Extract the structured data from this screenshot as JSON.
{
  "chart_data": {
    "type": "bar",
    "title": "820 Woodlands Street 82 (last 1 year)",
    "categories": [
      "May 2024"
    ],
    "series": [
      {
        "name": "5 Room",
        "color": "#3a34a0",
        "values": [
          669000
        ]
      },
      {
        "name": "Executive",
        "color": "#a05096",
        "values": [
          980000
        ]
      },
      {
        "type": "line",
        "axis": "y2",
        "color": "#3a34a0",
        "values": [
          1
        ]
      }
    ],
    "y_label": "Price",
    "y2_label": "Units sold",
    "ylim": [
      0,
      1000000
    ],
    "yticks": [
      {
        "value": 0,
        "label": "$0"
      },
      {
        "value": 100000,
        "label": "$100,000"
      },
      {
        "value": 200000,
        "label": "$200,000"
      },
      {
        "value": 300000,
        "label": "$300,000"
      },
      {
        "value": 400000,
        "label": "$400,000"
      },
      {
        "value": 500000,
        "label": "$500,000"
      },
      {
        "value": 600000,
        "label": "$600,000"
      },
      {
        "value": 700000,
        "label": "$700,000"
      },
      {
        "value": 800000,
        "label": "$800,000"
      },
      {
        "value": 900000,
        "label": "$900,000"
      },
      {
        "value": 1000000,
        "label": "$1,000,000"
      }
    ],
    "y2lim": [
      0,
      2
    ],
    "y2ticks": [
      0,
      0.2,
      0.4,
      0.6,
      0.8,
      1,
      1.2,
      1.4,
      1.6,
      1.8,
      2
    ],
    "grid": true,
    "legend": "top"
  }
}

#####

What you should do: Return all of the data precisely as it appears.

Written solution:
Extract the structured data from this screenshot as JSON.
{
  "chart_data": {
    "type": "bar",
    "title": "820 Woodlands Street 82 (last 1 year)",
    "categories": [
      "May 2024"
    ],
    "series": [
      {
        "name": "5 Room",
        "color": "#3a34a0",
        "values": [
          669000
        ]
      },
      {
        "name": "Executive",
        "color": "#a05096",
        "values": [
          980000
        ]
      },
      {
        "type": "line",
        "axis": "y2",
        "color": "#3a34a0",
        "values": [
          1
        ]
      }
    ],
    "y_label": "Price",
    "y2_label": "Units sold",
    "ylim": [
      0,
      1000000
    ],
    "yticks": [
      {
        "value": 0,
        "label": "$0"
      },
      {
        "value": 100000,
        "label": "$100,000"
      },
      {
        "value": 200000,
        "label": "$200,000"
      },
      {
        "value": 300000,
        "label": "$300,000"
      },
      {
        "value": 400000,
        "label": "$400,000"
      },
      {
        "value": 500000,
        "label": "$500,000"
      },
      {
        "value": 600000,
        "label": "$600,000"
      },
      {
        "value": 700000,
        "label": "$700,000"
      },
      {
        "value": 800000,
        "label": "$800,000"
      },
      {
        "value": 900000,
        "label": "$900,000"
      },
      {
        "value": 1000000,
        "label": "$1,000,000"
      }
    ],
    "y2lim": [
      0,
      2
    ],
    "y2ticks": [
      0,
      0.2,
      0.4,
      0.6,
      0.8,
      1,
      1.2,
      1.4,
      1.6,
      1.8,
      2
    ],
    "grid": true,
    "legend": "top"
  }
}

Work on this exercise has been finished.